### Written problem
Return every line of the data below that includes the string "JSON".

### Input data
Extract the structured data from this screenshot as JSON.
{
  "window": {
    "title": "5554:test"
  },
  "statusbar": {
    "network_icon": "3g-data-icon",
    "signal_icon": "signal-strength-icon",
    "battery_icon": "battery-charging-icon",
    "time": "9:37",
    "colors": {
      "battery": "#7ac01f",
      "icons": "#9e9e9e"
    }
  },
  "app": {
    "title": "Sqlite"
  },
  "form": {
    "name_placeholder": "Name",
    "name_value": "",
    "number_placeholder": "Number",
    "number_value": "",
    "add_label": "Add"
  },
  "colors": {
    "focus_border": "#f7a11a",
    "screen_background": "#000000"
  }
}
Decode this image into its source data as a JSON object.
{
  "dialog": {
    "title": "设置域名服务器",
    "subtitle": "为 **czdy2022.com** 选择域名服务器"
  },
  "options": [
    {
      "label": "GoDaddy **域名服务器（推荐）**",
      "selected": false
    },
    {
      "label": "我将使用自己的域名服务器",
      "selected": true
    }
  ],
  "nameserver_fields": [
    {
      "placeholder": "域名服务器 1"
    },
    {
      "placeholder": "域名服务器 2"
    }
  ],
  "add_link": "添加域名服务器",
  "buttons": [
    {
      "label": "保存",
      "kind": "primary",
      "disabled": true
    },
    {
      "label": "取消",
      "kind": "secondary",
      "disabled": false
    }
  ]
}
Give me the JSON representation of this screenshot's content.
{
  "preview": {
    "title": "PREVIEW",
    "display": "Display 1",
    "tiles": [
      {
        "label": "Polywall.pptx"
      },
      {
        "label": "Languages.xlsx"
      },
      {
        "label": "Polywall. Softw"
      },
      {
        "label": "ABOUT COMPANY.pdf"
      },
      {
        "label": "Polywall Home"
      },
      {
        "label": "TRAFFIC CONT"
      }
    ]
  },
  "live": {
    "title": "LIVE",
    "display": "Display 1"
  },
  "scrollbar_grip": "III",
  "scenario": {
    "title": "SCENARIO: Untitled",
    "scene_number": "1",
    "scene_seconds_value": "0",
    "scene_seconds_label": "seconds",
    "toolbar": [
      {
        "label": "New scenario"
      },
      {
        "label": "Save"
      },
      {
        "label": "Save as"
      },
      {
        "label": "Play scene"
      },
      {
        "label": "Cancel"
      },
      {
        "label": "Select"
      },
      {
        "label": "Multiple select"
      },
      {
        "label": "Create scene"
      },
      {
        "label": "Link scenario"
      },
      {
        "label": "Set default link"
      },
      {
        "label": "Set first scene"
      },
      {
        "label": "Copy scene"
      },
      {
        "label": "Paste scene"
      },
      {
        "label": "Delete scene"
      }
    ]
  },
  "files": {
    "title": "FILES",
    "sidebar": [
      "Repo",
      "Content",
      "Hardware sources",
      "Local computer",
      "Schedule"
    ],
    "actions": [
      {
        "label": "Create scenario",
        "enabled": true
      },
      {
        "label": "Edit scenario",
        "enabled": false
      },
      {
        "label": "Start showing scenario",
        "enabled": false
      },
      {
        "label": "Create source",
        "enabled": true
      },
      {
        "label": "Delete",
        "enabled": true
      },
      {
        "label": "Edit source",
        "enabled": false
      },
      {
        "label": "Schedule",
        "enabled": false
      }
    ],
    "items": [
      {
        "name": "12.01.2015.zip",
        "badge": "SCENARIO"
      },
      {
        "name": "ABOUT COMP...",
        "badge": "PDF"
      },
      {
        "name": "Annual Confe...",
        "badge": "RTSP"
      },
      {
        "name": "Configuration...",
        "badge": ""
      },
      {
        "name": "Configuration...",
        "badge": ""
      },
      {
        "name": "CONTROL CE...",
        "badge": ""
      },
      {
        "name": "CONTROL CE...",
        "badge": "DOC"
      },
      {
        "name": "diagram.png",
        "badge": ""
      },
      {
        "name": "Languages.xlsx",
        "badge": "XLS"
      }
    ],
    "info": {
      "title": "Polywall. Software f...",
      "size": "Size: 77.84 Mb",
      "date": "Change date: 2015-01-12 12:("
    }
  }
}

### Expected answer
Extract the structured data from this screenshot as JSON.
Decode this image into its source data as a JSON object.
Give me the JSON representation of this screenshot's content.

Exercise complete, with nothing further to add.